Skip the pictures. Repeat everything else in the records word for word.

Provided information —
..........

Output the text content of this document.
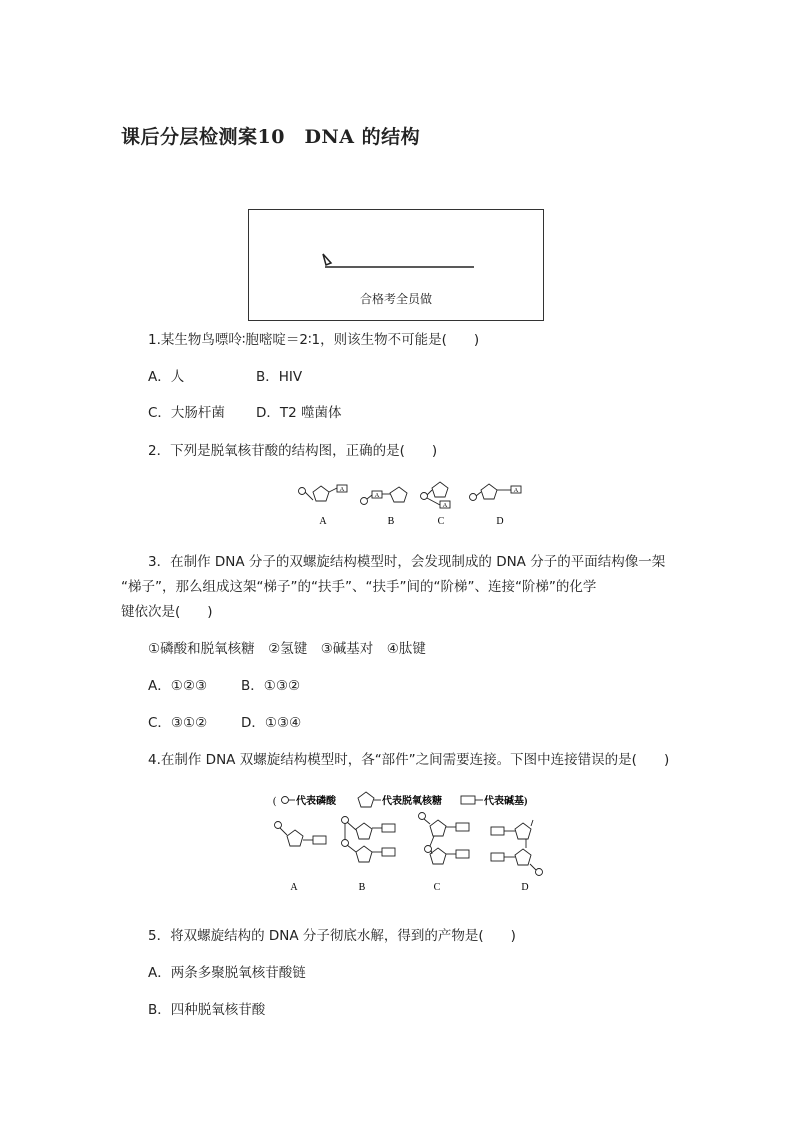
课后分层检测案10　DNA 的结构
合格考全员做
1.某生物鸟嘌呤∶胞嘧啶＝2∶1，则该生物不可能是(　　)
A．人	B．HIV
C．大肠杆菌 D．T2 噬菌体
2．下列是脱氧核苷酸的结构图，正确的是(　　)
A
A
A
A
A	B	C	D
3．在制作 DNA 分子的双螺旋结构模型时，会发现制成的 DNA 分子的平面结构像一架
“梯子”，那么组成这架“梯子”的“扶手”、“扶手”间的“阶梯”、连接“阶梯”的化学
键依次是(　　)
①磷酸和脱氧核糖　②氢键　③碱基对　④肽键
A．①②③	B．①③②
C．③①②	D．①③④
4.在制作 DNA 双螺旋结构模型时，各“部件”之间需要连接。下图中连接错误的是(　　)
( 代表磷酸	代表脱氧核糖	代表碱基)
A	B	C	D
5．将双螺旋结构的 DNA 分子彻底水解，得到的产物是(　　)
A．两条多聚脱氧核苷酸链
B．四种脱氧核苷酸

..........

Complete response —
Output the text content of this document.
课后分层检测案10　DNA 的结构
合格考全员做
1.某生物鸟嘌呤∶胞嘧啶＝2∶1，则该生物不可能是(　　)
A．人	B．HIV
C．大肠杆菌 D．T2 噬菌体
2．下列是脱氧核苷酸的结构图，正确的是(　　)
A
A
A
A
A	B	C	D
3．在制作 DNA 分子的双螺旋结构模型时，会发现制成的 DNA 分子的平面结构像一架
“梯子”，那么组成这架“梯子”的“扶手”、“扶手”间的“阶梯”、连接“阶梯”的化学
键依次是(　　)
①磷酸和脱氧核糖　②氢键　③碱基对　④肽键
A．①②③	B．①③②
C．③①②	D．①③④
4.在制作 DNA 双螺旋结构模型时，各“部件”之间需要连接。下图中连接错误的是(　　)
( 代表磷酸	代表脱氧核糖	代表碱基)
A	B	C	D
5．将双螺旋结构的 DNA 分子彻底水解，得到的产物是(　　)
A．两条多聚脱氧核苷酸链
B．四种脱氧核苷酸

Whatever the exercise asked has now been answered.